In the court extract on the Punjab sales tax amendments, which words were removed from Section 2(h) of the principal Act?
— Start of Extract —
The principal Punjab Act is also a pre-Constitution Act. But even otherwise Entry 54 in the State List in the 7th Schedule to the Constitution is in the same terms as Entry 48 in the said list in the 7th Schedule to the Government of India Act, 1935. Mr. Prem Nath Khanna, the learned counsel for the petitioner-company has emphasised the dictum of the Supreme Court in the above-said case wherein it was held that the agreement for sale in order to be within the entry in question must be an agreement for the sale of the very goods in which property eventually passes. The judgment of the Supreme Court in the above-said case was also referred to by Mr. Khanna to emphasise the fact that splitting up of an overall contract not otherwise for sale of goods is not permissible for the purposes of the imposition of sales tax.

16. After the above-said judgment of the Supreme Court the Punjab Legislature made amendment in the original Punjab Act by certain provisions contained in the Punjab General Sales Tax (Amendment) Act, 18 of 1960. The first relevant amendment was made by deleting and omitting altogether Clause (c) of Section 2 of the principal Act wherein a restricted deeming definition of the word 'contract' was contained, The second relevant amendment was in the definition of 'sale'. The words 'including a transfer of property in goods involved in the execution of a contract' were omitted from Section 2(h) of the principal Act. Another relevant amendment was made in Section 2(i)(2) of the principal Act, i.e., in the definition of 'turnover'. Reference to contracts in the said definition was taken out by the Amending Act.

17. According to Mr. Khanna even under the principal Punjab Act before its amendment a transaction of the kind which is entered into between the petitioners and their resident clients could not be taxed as nothing is sold during that transaction. In any case he contends that after even the deeming provisions relating to contracts have been taken out by the Amending Act it cannot possibly be argued against the petitioners that a contract of this type involves any sale of goods. Mr. Khanna's argument is that a mere reference to the admitted facts and the chart referred to by the revising authority shows that there is no agreement for sale of the foodstuffs nor does the property in the foodstuffs pass to the guest. It is further contended that no price is fixed or agreed to be charged or in fact charged for the foodstuffs in question. No price is either paid or promised to be paid. In the peculiar admitted circumstances of the case it is argued that so long as the food is on the table the property in it has certainly not passed to the guest. As soon as he puts the food in the mouth it is consumed and the property does not continue to exist which could pass to the resident customer. It is further stressed by Mr. Prem Nath that if it was a transaction of sale the crucial test is that as soon as the food is brought on the table the guest should be able to say, 'I will take it with me outside the hotel' or 'it is now mine and that I will give it to a friend of mine'. Similarly it is contended that if it was a transaction of sale the guest could say, 'I am going to dine outside today; send the dinner meant for me to my friend'. Since it is admitted that none of these things can happen, it is argued that no sale of foodstuffs is involved in a transaction of the kind which is in question before me.
— End of Extract —
— Start of Dataset extract —
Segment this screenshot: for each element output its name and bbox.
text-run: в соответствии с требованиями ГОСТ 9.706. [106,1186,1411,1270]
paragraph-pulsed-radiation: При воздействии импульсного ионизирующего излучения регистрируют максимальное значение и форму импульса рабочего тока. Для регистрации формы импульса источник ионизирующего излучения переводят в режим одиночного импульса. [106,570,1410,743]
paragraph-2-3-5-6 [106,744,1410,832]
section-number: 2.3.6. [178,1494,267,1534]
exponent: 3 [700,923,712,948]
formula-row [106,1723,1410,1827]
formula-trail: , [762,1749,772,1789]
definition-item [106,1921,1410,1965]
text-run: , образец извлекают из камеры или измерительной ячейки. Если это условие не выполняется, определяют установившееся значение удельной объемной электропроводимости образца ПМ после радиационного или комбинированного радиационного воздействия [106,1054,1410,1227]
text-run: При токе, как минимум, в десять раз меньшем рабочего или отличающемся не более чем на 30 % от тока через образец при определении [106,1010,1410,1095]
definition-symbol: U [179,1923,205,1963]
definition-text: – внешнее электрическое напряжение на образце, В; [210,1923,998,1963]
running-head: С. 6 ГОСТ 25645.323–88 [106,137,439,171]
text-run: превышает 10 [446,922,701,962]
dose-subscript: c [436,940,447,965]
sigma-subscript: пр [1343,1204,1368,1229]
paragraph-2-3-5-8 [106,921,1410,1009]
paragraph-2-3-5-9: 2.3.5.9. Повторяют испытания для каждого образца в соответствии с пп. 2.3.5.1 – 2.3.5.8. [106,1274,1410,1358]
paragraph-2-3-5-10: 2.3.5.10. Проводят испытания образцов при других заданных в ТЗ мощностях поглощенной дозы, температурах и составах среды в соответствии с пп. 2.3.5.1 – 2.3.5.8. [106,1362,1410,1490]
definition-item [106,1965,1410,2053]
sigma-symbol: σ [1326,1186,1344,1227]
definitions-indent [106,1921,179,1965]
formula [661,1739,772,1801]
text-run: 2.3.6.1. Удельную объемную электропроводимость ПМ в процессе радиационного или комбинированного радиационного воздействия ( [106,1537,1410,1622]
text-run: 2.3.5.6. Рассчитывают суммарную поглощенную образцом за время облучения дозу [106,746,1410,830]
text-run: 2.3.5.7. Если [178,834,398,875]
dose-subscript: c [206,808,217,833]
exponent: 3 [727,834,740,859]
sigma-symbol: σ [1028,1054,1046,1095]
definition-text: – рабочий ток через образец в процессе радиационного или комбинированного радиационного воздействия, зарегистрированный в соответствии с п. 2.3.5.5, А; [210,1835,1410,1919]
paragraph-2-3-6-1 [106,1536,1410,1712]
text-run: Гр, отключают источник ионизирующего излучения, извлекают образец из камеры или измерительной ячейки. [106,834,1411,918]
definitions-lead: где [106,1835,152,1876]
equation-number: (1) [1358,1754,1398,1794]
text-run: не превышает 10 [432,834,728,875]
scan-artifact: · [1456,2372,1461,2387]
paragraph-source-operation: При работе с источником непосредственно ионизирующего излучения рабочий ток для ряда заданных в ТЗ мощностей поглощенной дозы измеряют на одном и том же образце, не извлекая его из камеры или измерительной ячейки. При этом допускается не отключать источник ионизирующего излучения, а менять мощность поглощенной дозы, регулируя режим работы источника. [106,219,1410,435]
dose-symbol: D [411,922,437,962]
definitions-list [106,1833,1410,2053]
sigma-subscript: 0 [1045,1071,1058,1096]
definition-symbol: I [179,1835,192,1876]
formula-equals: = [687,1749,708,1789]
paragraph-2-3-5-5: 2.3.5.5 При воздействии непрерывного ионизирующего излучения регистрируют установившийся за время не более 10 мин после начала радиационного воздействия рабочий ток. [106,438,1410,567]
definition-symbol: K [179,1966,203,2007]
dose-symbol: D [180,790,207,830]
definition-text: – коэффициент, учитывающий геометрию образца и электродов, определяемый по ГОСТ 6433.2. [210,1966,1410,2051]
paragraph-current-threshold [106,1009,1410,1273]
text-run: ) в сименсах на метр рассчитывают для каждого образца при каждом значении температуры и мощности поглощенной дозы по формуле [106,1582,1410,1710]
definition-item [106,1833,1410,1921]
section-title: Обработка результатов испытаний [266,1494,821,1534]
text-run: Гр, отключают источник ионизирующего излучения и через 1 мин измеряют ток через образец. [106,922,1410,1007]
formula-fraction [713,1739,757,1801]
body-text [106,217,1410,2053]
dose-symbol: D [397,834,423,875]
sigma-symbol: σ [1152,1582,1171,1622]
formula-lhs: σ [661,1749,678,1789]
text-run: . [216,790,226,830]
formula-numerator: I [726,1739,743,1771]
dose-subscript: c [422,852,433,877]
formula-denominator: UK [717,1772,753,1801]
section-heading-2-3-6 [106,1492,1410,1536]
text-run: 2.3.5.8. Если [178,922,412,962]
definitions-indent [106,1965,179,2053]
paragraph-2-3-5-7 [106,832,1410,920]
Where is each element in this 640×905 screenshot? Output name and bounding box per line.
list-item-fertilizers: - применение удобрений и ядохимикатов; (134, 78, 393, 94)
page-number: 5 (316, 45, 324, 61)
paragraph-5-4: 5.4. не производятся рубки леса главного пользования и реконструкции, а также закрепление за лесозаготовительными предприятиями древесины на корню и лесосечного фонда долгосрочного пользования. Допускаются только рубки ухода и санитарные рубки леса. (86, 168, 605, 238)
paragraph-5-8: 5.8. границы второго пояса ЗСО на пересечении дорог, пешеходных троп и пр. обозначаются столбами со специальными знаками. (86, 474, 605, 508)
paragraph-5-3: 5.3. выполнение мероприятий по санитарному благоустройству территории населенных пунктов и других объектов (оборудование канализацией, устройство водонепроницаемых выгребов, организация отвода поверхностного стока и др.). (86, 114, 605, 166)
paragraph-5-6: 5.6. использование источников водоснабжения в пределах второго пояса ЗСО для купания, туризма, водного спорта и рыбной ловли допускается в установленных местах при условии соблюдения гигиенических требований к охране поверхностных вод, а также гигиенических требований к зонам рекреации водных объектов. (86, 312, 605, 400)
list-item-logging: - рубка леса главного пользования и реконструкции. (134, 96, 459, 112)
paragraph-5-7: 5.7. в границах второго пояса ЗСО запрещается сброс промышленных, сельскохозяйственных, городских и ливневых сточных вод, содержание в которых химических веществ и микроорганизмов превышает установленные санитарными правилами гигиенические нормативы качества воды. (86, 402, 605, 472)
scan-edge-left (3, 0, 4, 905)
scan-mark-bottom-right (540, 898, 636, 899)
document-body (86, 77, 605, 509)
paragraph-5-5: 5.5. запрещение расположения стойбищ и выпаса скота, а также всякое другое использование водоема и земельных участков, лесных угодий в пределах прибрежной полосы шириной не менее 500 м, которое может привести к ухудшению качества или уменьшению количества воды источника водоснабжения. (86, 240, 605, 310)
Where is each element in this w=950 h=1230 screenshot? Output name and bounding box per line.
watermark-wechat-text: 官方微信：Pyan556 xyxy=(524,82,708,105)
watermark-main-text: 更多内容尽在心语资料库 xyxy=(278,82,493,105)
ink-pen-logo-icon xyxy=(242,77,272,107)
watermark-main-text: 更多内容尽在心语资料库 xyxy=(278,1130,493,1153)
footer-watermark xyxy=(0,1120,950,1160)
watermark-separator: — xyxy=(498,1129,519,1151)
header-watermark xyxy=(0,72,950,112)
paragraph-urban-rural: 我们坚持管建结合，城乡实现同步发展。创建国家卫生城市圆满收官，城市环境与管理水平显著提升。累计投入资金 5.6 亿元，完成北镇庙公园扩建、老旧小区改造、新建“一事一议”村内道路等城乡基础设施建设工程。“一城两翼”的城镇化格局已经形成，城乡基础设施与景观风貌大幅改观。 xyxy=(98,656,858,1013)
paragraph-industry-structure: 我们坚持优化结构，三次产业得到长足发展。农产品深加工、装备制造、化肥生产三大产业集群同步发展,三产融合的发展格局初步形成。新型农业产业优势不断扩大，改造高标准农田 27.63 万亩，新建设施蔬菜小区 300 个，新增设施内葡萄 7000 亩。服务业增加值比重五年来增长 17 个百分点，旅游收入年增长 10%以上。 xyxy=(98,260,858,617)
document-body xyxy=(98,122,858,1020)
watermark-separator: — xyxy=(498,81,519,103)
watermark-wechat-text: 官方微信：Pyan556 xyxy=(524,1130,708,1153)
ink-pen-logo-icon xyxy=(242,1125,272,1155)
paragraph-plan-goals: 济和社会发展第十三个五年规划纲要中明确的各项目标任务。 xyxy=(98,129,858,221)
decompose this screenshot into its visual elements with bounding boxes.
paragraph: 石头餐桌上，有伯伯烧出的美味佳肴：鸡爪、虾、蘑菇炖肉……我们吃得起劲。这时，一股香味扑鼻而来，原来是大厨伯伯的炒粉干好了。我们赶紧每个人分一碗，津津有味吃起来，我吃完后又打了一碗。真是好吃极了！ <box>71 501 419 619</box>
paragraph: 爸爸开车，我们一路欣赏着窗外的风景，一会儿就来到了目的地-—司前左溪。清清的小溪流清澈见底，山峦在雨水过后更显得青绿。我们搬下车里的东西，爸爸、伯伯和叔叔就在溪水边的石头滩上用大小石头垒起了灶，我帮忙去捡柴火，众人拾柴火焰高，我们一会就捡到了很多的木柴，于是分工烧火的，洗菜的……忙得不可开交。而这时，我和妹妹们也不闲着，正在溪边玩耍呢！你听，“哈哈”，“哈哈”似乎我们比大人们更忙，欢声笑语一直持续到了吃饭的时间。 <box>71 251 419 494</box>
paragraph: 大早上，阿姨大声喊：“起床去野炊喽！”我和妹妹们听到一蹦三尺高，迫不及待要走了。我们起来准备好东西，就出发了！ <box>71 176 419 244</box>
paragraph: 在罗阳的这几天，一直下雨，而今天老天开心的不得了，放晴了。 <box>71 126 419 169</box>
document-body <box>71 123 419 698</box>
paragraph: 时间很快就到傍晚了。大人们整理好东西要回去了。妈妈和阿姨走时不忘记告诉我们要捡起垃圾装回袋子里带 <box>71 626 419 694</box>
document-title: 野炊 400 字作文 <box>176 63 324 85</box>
— End of Dataset extract —
(Finished answer):
The words "including a transfer of property in goods involved in the execution of a contract" were removed.